Extract all lines that hold "topic" from the records below.

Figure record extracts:
'''

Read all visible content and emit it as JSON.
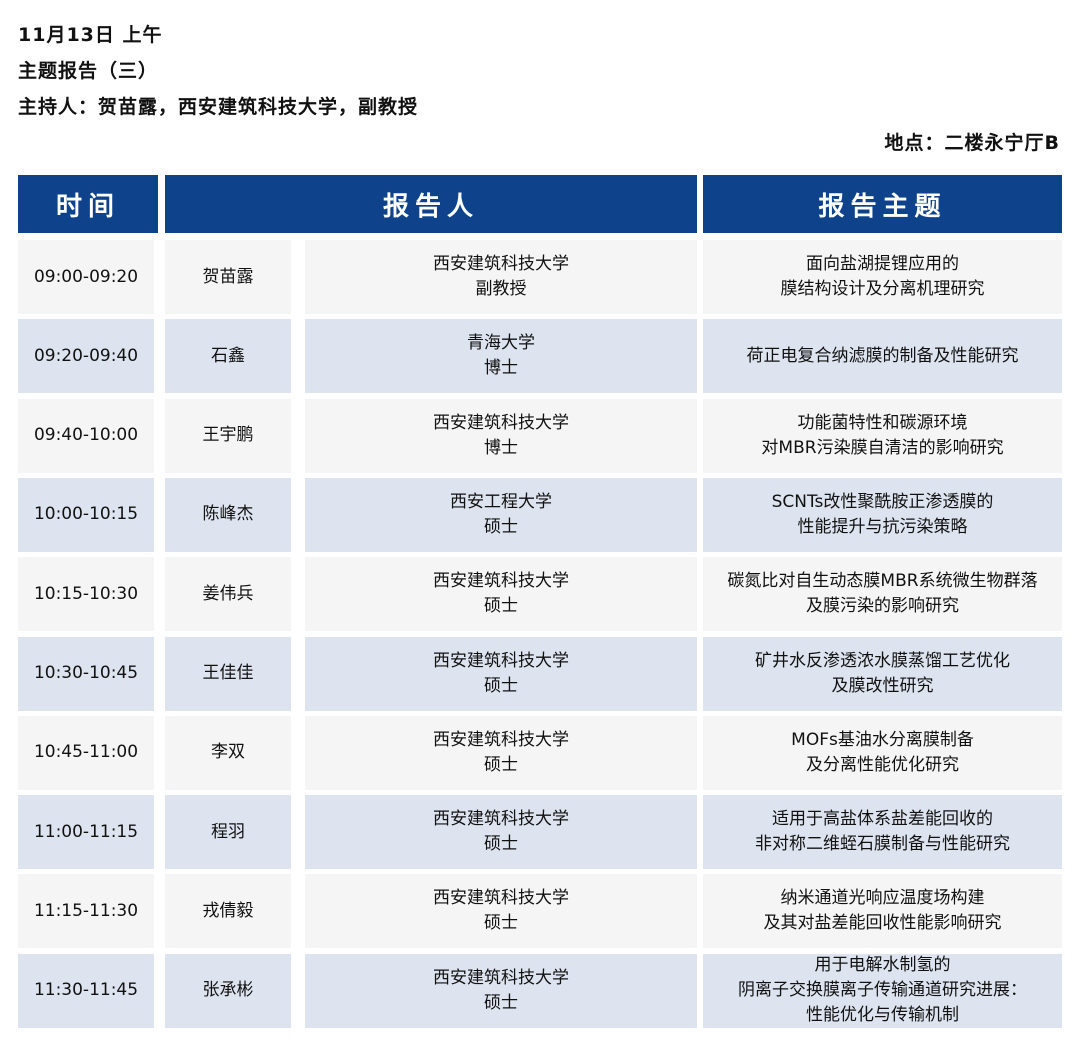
{
  "header": {
    "date": "11月13日 上午",
    "session": "主题报告（三）",
    "host": "主持人：贺苗露，西安建筑科技大学，副教授",
    "location": "地点：二楼永宁厅B"
  },
  "columns": {
    "time": "时间",
    "speaker": "报告人",
    "topic": "报告主题"
  },
  "colors": {
    "header_blue": "#0e438b",
    "row_light": "#f5f5f5",
    "row_blue": "#dde4ef"
  },
  "rows": [
    {
      "time": "09:00-09:20",
      "name": "贺苗露",
      "affiliation": "西安建筑科技大学\n副教授",
      "topic": "面向盐湖提锂应用的\n膜结构设计及分离机理研究"
    },
    {
      "time": "09:20-09:40",
      "name": "石鑫",
      "affiliation": "青海大学\n博士",
      "topic": "荷正电复合纳滤膜的制备及性能研究"
    },
    {
      "time": "09:40-10:00",
      "name": "王宇鹏",
      "affiliation": "西安建筑科技大学\n博士",
      "topic": "功能菌特性和碳源环境\n对MBR污染膜自清洁的影响研究"
    },
    {
      "time": "10:00-10:15",
      "name": "陈峰杰",
      "affiliation": "西安工程大学\n硕士",
      "topic": "SCNTs改性聚酰胺正渗透膜的\n性能提升与抗污染策略"
    },
    {
      "time": "10:15-10:30",
      "name": "姜伟兵",
      "affiliation": "西安建筑科技大学\n硕士",
      "topic": "碳氮比对自生动态膜MBR系统微生物群落\n及膜污染的影响研究"
    },
    {
      "time": "10:30-10:45",
      "name": "王佳佳",
      "affiliation": "西安建筑科技大学\n硕士",
      "topic": "矿井水反渗透浓水膜蒸馏工艺优化\n及膜改性研究"
    },
    {
      "time": "10:45-11:00",
      "name": "李双",
      "affiliation": "西安建筑科技大学\n硕士",
      "topic": "MOFs基油水分离膜制备\n及分离性能优化研究"
    },
    {
      "time": "11:00-11:15",
      "name": "程羽",
      "affiliation": "西安建筑科技大学\n硕士",
      "topic": "适用于高盐体系盐差能回收的\n非对称二维蛭石膜制备与性能研究"
    },
    {
      "time": "11:15-11:30",
      "name": "戎倩毅",
      "affiliation": "西安建筑科技大学\n硕士",
      "topic": "纳米通道光响应温度场构建\n及其对盐差能回收性能影响研究"
    },
    {
      "time": "11:30-11:45",
      "name": "张承彬",
      "affiliation": "西安建筑科技大学\n硕士",
      "topic": "用于电解水制氢的\n阴离子交换膜离子传输通道研究进展：\n性能优化与传输机制"
    }
  ]
}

'''

Complete response:
    "topic": "报告主题"
      "topic": "面向盐湖提锂应用的\n膜结构设计及分离机理研究"
      "topic": "荷正电复合纳滤膜的制备及性能研究"
      "topic": "功能菌特性和碳源环境\n对MBR污染膜自清洁的影响研究"
      "topic": "SCNTs改性聚酰胺正渗透膜的\n性能提升与抗污染策略"
      "topic": "碳氮比对自生动态膜MBR系统微生物群落\n及膜污染的影响研究"
      "topic": "矿井水反渗透浓水膜蒸馏工艺优化\n及膜改性研究"
      "topic": "MOFs基油水分离膜制备\n及分离性能优化研究"
      "topic": "适用于高盐体系盐差能回收的\n非对称二维蛭石膜制备与性能研究"
      "topic": "纳米通道光响应温度场构建\n及其对盐差能回收性能影响研究"
      "topic": "用于电解水制氢的\n阴离子交换膜离子传输通道研究进展：\n性能优化与传输机制"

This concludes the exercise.